• Short task:
Every line below should be copied exactly; drop the pictures.

Extracted records:
┏━━
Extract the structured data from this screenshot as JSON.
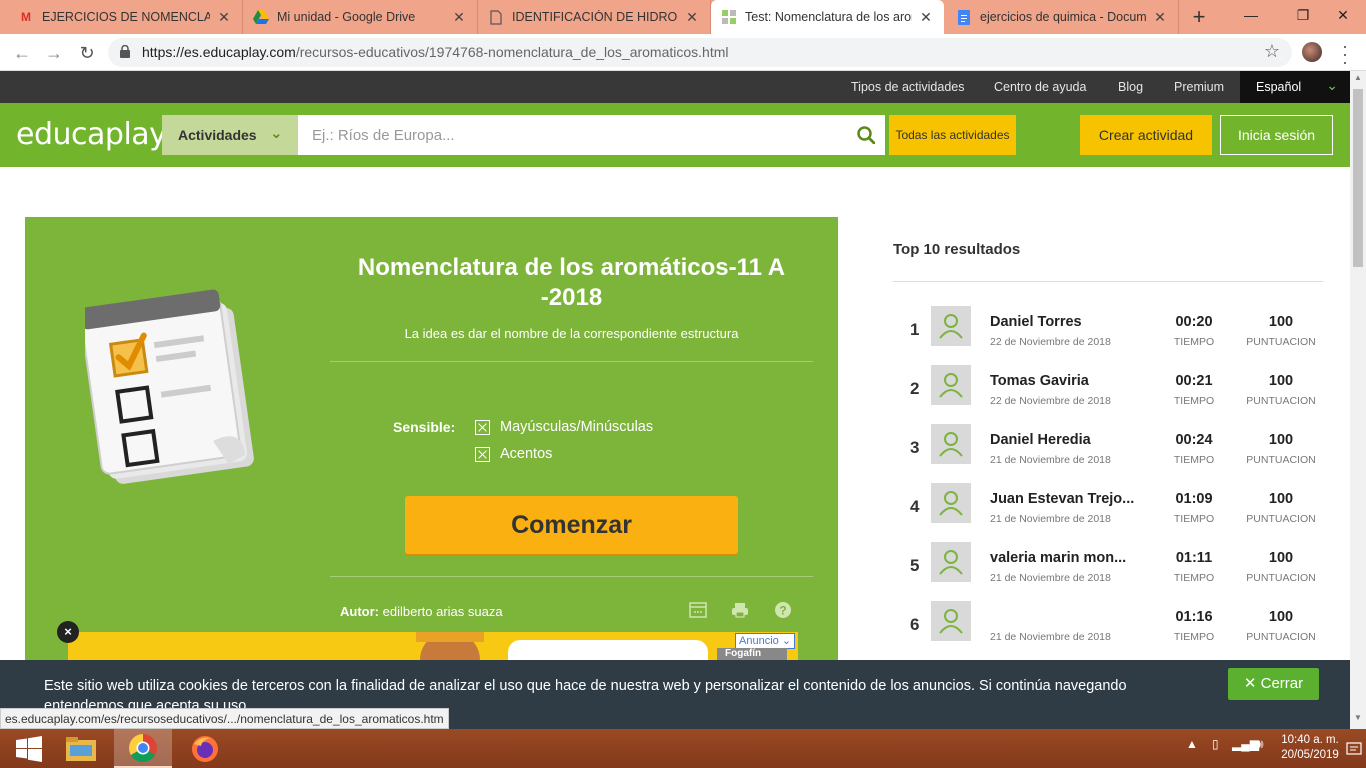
{
  "browser": {
    "tabs": [
      {
        "title": "EJERCICIOS DE NOMENCLATUR",
        "icon": "gmail-icon"
      },
      {
        "title": "Mi unidad - Google Drive",
        "icon": "drive-icon"
      },
      {
        "title": "IDENTIFICACIÓN DE HIDROCAR",
        "icon": "document-icon"
      },
      {
        "title": "Test: Nomenclatura de los arom",
        "icon": "educaplay-icon"
      },
      {
        "title": "ejercicios de quimica - Docume",
        "icon": "docs-icon"
      }
    ],
    "url_host": "https://es.educaplay.com",
    "url_path": "/recursos-educativos/1974768-nomenclatura_de_los_aromaticos.html",
    "window_buttons": {
      "minimize": "—",
      "restore": "❐",
      "close": "✕"
    }
  },
  "topnav": {
    "links": [
      "Tipos de actividades",
      "Centro de ayuda",
      "Blog",
      "Premium"
    ],
    "language": "Español"
  },
  "header": {
    "logo_left": "educa",
    "logo_right": "play",
    "category_dropdown": "Actividades",
    "search_placeholder": "Ej.: Ríos de Europa...",
    "all_activities": "Todas las actividades",
    "create_activity": "Crear actividad",
    "login": "Inicia sesión"
  },
  "activity": {
    "title": "Nomenclatura de los aromáticos-11 A -2018",
    "subtitle": "La idea es dar el nombre de la correspondiente estructura",
    "sensitive_label": "Sensible:",
    "options": [
      "Mayúsculas/Minúsculas",
      "Acentos"
    ],
    "start_button": "Comenzar",
    "author_label": "Autor:",
    "author_name": "edilberto arias suaza"
  },
  "ad": {
    "label": "Anuncio",
    "brand": "Fogafín",
    "close": "×"
  },
  "ranking": {
    "title": "Top 10 resultados",
    "time_label": "TIEMPO",
    "score_label": "PUNTUACION",
    "rows": [
      {
        "pos": "1",
        "name": "Daniel Torres",
        "date": "22 de Noviembre de 2018",
        "time": "00:20",
        "score": "100"
      },
      {
        "pos": "2",
        "name": "Tomas Gaviria",
        "date": "22 de Noviembre de 2018",
        "time": "00:21",
        "score": "100"
      },
      {
        "pos": "3",
        "name": "Daniel Heredia",
        "date": "21 de Noviembre de 2018",
        "time": "00:24",
        "score": "100"
      },
      {
        "pos": "4",
        "name": "Juan Estevan Trejo...",
        "date": "21 de Noviembre de 2018",
        "time": "01:09",
        "score": "100"
      },
      {
        "pos": "5",
        "name": "valeria marin mon...",
        "date": "21 de Noviembre de 2018",
        "time": "01:11",
        "score": "100"
      },
      {
        "pos": "6",
        "name": "",
        "date": "21 de Noviembre de 2018",
        "time": "01:16",
        "score": "100"
      }
    ]
  },
  "cookie": {
    "text": "Este sitio web utiliza cookies de terceros con la finalidad de analizar el uso que hace de nuestra web y personalizar el contenido de los anuncios. Si continúa navegando entendemos que acepta su uso.",
    "close": "Cerrar"
  },
  "status_url": "es.educaplay.com/es/recursoseducativos/.../nomenclatura_de_los_aromaticos.htm",
  "taskbar": {
    "time": "10:40 a. m.",
    "date": "20/05/2019"
  },
  "colors": {
    "brand_green": "#72b52d",
    "card_green": "#7db43a",
    "accent_yellow": "#f7c200",
    "start_orange": "#fbb012",
    "tabbar": "#f0a48a",
    "taskbar": "#8e4220"
  }
}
┗━━
• Response to this task:
Extract the structured data from this screenshot as JSON.
{
  "browser": {
    "tabs": [
      {
        "title": "EJERCICIOS DE NOMENCLATUR",
        "icon": "gmail-icon"
      },
      {
        "title": "Mi unidad - Google Drive",
        "icon": "drive-icon"
      },
      {
        "title": "IDENTIFICACIÓN DE HIDROCAR",
        "icon": "document-icon"
      },
      {
        "title": "Test: Nomenclatura de los arom",
        "icon": "educaplay-icon"
      },
      {
        "title": "ejercicios de quimica - Docume",
        "icon": "docs-icon"
      }
    ],
    "url_host": "https://es.educaplay.com",
    "url_path": "/recursos-educativos/1974768-nomenclatura_de_los_aromaticos.html",
    "window_buttons": {
      "minimize": "—",
      "restore": "❐",
      "close": "✕"
    }
  },
  "topnav": {
    "links": [
      "Tipos de actividades",
      "Centro de ayuda",
      "Blog",
      "Premium"
    ],
    "language": "Español"
  },
  "header": {
    "logo_left": "educa",
    "logo_right": "play",
    "category_dropdown": "Actividades",
    "search_placeholder": "Ej.: Ríos de Europa...",
    "all_activities": "Todas las actividades",
    "create_activity": "Crear actividad",
    "login": "Inicia sesión"
  },
  "activity": {
    "title": "Nomenclatura de los aromáticos-11 A -2018",
    "subtitle": "La idea es dar el nombre de la correspondiente estructura",
    "sensitive_label": "Sensible:",
    "options": [
      "Mayúsculas/Minúsculas",
      "Acentos"
    ],
    "start_button": "Comenzar",
    "author_label": "Autor:",
    "author_name": "edilberto arias suaza"
  },
  "ad": {
    "label": "Anuncio",
    "brand": "Fogafín",
    "close": "×"
  },
  "ranking": {
    "title": "Top 10 resultados",
    "time_label": "TIEMPO",
    "score_label": "PUNTUACION",
    "rows": [
      {
        "pos": "1",
        "name": "Daniel Torres",
        "date": "22 de Noviembre de 2018",
        "time": "00:20",
        "score": "100"
      },
      {
        "pos": "2",
        "name": "Tomas Gaviria",
        "date": "22 de Noviembre de 2018",
        "time": "00:21",
        "score": "100"
      },
      {
        "pos": "3",
        "name": "Daniel Heredia",
        "date": "21 de Noviembre de 2018",
        "time": "00:24",
        "score": "100"
      },
      {
        "pos": "4",
        "name": "Juan Estevan Trejo...",
        "date": "21 de Noviembre de 2018",
        "time": "01:09",
        "score": "100"
      },
      {
        "pos": "5",
        "name": "valeria marin mon...",
        "date": "21 de Noviembre de 2018",
        "time": "01:11",
        "score": "100"
      },
      {
        "pos": "6",
        "name": "",
        "date": "21 de Noviembre de 2018",
        "time": "01:16",
        "score": "100"
      }
    ]
  },
  "cookie": {
    "text": "Este sitio web utiliza cookies de terceros con la finalidad de analizar el uso que hace de nuestra web y personalizar el contenido de los anuncios. Si continúa navegando entendemos que acepta su uso.",
    "close": "Cerrar"
  },
  "status_url": "es.educaplay.com/es/recursoseducativos/.../nomenclatura_de_los_aromaticos.htm",
  "taskbar": {
    "time": "10:40 a. m.",
    "date": "20/05/2019"
  },
  "colors": {
    "brand_green": "#72b52d",
    "card_green": "#7db43a",
    "accent_yellow": "#f7c200",
    "start_orange": "#fbb012",
    "tabbar": "#f0a48a",
    "taskbar": "#8e4220"
  }
}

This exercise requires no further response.